BEGIN Input data
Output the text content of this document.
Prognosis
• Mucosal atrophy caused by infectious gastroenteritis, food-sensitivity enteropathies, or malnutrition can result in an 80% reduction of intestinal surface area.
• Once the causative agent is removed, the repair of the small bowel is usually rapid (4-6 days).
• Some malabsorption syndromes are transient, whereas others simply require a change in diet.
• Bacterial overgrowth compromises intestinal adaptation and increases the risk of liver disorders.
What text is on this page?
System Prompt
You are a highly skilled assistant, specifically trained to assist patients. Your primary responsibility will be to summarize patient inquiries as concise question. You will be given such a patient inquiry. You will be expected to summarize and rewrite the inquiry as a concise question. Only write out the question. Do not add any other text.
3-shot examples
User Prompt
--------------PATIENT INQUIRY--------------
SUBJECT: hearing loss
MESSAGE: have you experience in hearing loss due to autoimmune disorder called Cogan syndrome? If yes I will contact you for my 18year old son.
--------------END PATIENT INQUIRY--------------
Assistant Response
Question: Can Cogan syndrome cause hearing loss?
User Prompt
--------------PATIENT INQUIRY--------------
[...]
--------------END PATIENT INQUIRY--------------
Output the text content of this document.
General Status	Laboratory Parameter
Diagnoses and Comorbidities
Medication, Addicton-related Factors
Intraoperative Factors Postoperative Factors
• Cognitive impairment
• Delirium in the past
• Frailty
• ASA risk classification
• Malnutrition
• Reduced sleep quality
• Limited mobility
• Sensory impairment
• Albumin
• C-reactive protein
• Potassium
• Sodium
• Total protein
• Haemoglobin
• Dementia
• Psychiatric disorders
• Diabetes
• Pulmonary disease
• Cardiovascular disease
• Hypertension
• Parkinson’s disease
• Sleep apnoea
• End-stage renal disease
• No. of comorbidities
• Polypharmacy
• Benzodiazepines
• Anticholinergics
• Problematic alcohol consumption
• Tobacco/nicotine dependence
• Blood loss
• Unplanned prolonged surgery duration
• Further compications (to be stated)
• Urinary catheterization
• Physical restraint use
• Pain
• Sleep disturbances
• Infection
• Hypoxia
END Input data
= What is required =
Copy every line of the listing above exactly.

= Solution for this problem =
Output the text content of this document.
Prognosis
• Mucosal atrophy caused by infectious gastroenteritis, food-sensitivity enteropathies, or malnutrition can result in an 80% reduction of intestinal surface area.
• Once the causative agent is removed, the repair of the small bowel is usually rapid (4-6 days).
• Some malabsorption syndromes are transient, whereas others simply require a change in diet.
• Bacterial overgrowth compromises intestinal adaptation and increases the risk of liver disorders.
What text is on this page?
System Prompt
You are a highly skilled assistant, specifically trained to assist patients. Your primary responsibility will be to summarize patient inquiries as concise question. You will be given such a patient inquiry. You will be expected to summarize and rewrite the inquiry as a concise question. Only write out the question. Do not add any other text.
3-shot examples
User Prompt
--------------PATIENT INQUIRY--------------
SUBJECT: hearing loss
MESSAGE: have you experience in hearing loss due to autoimmune disorder called Cogan syndrome? If yes I will contact you for my 18year old son.
--------------END PATIENT INQUIRY--------------
Assistant Response
Question: Can Cogan syndrome cause hearing loss?
User Prompt
--------------PATIENT INQUIRY--------------
[...]
--------------END PATIENT INQUIRY--------------
Output the text content of this document.
General Status	Laboratory Parameter
Diagnoses and Comorbidities
Medication, Addicton-related Factors
Intraoperative Factors Postoperative Factors
• Cognitive impairment
• Delirium in the past
• Frailty
• ASA risk classification
• Malnutrition
• Reduced sleep quality
• Limited mobility
• Sensory impairment
• Albumin
• C-reactive protein
• Potassium
• Sodium
• Total protein
• Haemoglobin
• Dementia
• Psychiatric disorders
• Diabetes
• Pulmonary disease
• Cardiovascular disease
• Hypertension
• Parkinson’s disease
• Sleep apnoea
• End-stage renal disease
• No. of comorbidities
• Polypharmacy
• Benzodiazepines
• Anticholinergics
• Problematic alcohol consumption
• Tobacco/nicotine dependence
• Blood loss
• Unplanned prolonged surgery duration
• Further compications (to be stated)
• Urinary catheterization
• Physical restraint use
• Pain
• Sleep disturbances
• Infection
• Hypoxia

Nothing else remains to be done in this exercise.